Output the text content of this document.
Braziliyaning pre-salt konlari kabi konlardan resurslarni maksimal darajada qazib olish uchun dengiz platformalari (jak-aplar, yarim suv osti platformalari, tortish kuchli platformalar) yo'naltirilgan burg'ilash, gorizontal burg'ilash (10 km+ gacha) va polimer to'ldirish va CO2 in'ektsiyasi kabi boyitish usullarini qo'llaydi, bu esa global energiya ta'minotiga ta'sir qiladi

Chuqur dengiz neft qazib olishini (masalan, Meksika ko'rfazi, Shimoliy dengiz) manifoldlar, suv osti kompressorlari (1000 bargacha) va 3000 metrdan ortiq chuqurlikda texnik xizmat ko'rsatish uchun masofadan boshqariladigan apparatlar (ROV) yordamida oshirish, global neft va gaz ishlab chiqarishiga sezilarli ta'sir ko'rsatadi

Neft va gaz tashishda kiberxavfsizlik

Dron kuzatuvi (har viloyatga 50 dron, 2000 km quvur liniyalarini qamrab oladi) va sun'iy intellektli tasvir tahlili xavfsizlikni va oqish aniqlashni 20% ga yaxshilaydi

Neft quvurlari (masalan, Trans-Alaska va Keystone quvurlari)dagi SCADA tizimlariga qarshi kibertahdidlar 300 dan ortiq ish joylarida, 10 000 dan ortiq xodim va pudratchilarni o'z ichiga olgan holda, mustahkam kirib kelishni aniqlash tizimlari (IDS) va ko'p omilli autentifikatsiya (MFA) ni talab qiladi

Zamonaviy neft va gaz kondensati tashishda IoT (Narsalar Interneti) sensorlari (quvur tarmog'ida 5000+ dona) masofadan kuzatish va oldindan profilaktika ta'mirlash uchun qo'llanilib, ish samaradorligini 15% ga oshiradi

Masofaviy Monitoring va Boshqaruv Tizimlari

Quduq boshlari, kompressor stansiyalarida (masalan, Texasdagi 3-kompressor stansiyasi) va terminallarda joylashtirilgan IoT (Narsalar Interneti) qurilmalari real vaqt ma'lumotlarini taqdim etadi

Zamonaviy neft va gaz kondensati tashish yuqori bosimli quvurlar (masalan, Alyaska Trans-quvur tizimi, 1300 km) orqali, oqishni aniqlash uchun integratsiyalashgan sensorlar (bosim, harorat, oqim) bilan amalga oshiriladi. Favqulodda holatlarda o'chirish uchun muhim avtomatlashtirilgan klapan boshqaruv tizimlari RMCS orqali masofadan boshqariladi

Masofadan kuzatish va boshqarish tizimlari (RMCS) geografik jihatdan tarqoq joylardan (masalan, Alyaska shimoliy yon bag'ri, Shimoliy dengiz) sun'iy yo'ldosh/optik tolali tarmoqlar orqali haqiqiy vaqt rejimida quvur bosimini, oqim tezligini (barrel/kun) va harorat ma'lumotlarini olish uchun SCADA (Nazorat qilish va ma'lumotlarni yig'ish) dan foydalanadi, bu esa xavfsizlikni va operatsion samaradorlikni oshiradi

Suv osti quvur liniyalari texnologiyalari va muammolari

■ Exercise prompt: Of all the lines above, how many contain "Trans"? Give the number and nothing more.

■ Finished exercise: 2